━━━━━ Dataset records
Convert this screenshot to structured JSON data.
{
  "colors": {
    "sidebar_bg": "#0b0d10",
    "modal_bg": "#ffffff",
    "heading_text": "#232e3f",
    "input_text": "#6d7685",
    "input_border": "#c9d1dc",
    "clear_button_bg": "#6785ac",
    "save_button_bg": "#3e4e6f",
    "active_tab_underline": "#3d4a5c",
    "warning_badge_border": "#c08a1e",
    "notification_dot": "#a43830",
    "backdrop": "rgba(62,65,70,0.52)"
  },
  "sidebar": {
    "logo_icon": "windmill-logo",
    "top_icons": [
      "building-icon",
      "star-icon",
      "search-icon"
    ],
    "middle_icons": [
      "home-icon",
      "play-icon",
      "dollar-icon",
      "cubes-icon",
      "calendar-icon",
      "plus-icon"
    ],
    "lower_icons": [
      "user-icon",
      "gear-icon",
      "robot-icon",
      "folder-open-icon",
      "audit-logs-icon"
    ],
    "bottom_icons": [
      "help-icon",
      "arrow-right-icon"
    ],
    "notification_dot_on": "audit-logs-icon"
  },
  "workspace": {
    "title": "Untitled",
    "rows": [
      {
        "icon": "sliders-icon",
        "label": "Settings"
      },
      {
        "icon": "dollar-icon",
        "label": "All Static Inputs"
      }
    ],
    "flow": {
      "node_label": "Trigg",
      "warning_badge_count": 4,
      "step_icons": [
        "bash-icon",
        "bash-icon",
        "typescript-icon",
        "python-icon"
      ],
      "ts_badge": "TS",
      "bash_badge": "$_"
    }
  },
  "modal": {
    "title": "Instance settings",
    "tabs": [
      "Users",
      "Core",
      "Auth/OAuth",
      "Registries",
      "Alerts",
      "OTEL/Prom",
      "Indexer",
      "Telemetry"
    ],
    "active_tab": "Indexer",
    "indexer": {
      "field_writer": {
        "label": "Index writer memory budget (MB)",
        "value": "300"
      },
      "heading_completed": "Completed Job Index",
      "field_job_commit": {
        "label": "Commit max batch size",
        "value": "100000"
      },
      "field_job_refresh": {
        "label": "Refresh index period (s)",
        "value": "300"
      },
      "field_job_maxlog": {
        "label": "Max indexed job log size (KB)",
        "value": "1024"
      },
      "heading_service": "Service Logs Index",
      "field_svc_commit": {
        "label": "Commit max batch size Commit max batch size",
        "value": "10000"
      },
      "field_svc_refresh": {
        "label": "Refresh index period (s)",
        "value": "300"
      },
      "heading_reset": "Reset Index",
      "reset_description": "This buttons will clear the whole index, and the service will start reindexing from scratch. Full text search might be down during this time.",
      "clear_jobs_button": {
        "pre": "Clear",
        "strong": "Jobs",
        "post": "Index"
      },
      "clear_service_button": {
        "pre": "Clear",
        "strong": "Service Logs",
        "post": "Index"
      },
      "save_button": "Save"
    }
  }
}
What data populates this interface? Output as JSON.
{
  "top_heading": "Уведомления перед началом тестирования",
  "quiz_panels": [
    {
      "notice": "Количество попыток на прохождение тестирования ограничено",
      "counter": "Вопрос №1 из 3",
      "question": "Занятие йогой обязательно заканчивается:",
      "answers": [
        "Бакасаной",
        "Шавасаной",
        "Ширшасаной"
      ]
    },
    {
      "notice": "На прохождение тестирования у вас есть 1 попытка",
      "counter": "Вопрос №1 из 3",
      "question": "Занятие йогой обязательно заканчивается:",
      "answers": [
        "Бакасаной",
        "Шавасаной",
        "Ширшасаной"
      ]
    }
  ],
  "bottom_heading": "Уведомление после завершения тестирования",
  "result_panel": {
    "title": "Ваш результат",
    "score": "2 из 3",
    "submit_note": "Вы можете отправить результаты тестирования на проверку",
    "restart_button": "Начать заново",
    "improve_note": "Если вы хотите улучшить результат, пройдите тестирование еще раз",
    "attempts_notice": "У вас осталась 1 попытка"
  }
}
━━━━━━━━━━
### Problem statement
Extract the complete data, matching each line exactly.

### Response to the exercise
Convert this screenshot to structured JSON data.
{
  "colors": {
    "sidebar_bg": "#0b0d10",
    "modal_bg": "#ffffff",
    "heading_text": "#232e3f",
    "input_text": "#6d7685",
    "input_border": "#c9d1dc",
    "clear_button_bg": "#6785ac",
    "save_button_bg": "#3e4e6f",
    "active_tab_underline": "#3d4a5c",
    "warning_badge_border": "#c08a1e",
    "notification_dot": "#a43830",
    "backdrop": "rgba(62,65,70,0.52)"
  },
  "sidebar": {
    "logo_icon": "windmill-logo",
    "top_icons": [
      "building-icon",
      "star-icon",
      "search-icon"
    ],
    "middle_icons": [
      "home-icon",
      "play-icon",
      "dollar-icon",
      "cubes-icon",
      "calendar-icon",
      "plus-icon"
    ],
    "lower_icons": [
      "user-icon",
      "gear-icon",
      "robot-icon",
      "folder-open-icon",
      "audit-logs-icon"
    ],
    "bottom_icons": [
      "help-icon",
      "arrow-right-icon"
    ],
    "notification_dot_on": "audit-logs-icon"
  },
  "workspace": {
    "title": "Untitled",
    "rows": [
      {
        "icon": "sliders-icon",
        "label": "Settings"
      },
      {
        "icon": "dollar-icon",
        "label": "All Static Inputs"
      }
    ],
    "flow": {
      "node_label": "Trigg",
      "warning_badge_count": 4,
      "step_icons": [
        "bash-icon",
        "bash-icon",
        "typescript-icon",
        "python-icon"
      ],
      "ts_badge": "TS",
      "bash_badge": "$_"
    }
  },
  "modal": {
    "title": "Instance settings",
    "tabs": [
      "Users",
      "Core",
      "Auth/OAuth",
      "Registries",
      "Alerts",
      "OTEL/Prom",
      "Indexer",
      "Telemetry"
    ],
    "active_tab": "Indexer",
    "indexer": {
      "field_writer": {
        "label": "Index writer memory budget (MB)",
        "value": "300"
      },
      "heading_completed": "Completed Job Index",
      "field_job_commit": {
        "label": "Commit max batch size",
        "value": "100000"
      },
      "field_job_refresh": {
        "label": "Refresh index period (s)",
        "value": "300"
      },
      "field_job_maxlog": {
        "label": "Max indexed job log size (KB)",
        "value": "1024"
      },
      "heading_service": "Service Logs Index",
      "field_svc_commit": {
        "label": "Commit max batch size Commit max batch size",
        "value": "10000"
      },
      "field_svc_refresh": {
        "label": "Refresh index period (s)",
        "value": "300"
      },
      "heading_reset": "Reset Index",
      "reset_description": "This buttons will clear the whole index, and the service will start reindexing from scratch. Full text search might be down during this time.",
      "clear_jobs_button": {
        "pre": "Clear",
        "strong": "Jobs",
        "post": "Index"
      },
      "clear_service_button": {
        "pre": "Clear",
        "strong": "Service Logs",
        "post": "Index"
      },
      "save_button": "Save"
    }
  }
}
What data populates this interface? Output as JSON.
{
  "top_heading": "Уведомления перед началом тестирования",
  "quiz_panels": [
    {
      "notice": "Количество попыток на прохождение тестирования ограничено",
      "counter": "Вопрос №1 из 3",
      "question": "Занятие йогой обязательно заканчивается:",
      "answers": [
        "Бакасаной",
        "Шавасаной",
        "Ширшасаной"
      ]
    },
    {
      "notice": "На прохождение тестирования у вас есть 1 попытка",
      "counter": "Вопрос №1 из 3",
      "question": "Занятие йогой обязательно заканчивается:",
      "answers": [
        "Бакасаной",
        "Шавасаной",
        "Ширшасаной"
      ]
    }
  ],
  "bottom_heading": "Уведомление после завершения тестирования",
  "result_panel": {
    "title": "Ваш результат",
    "score": "2 из 3",
    "submit_note": "Вы можете отправить результаты тестирования на проверку",
    "restart_button": "Начать заново",
    "improve_note": "Если вы хотите улучшить результат, пройдите тестирование еще раз",
    "attempts_notice": "У вас осталась 1 попытка"
  }
}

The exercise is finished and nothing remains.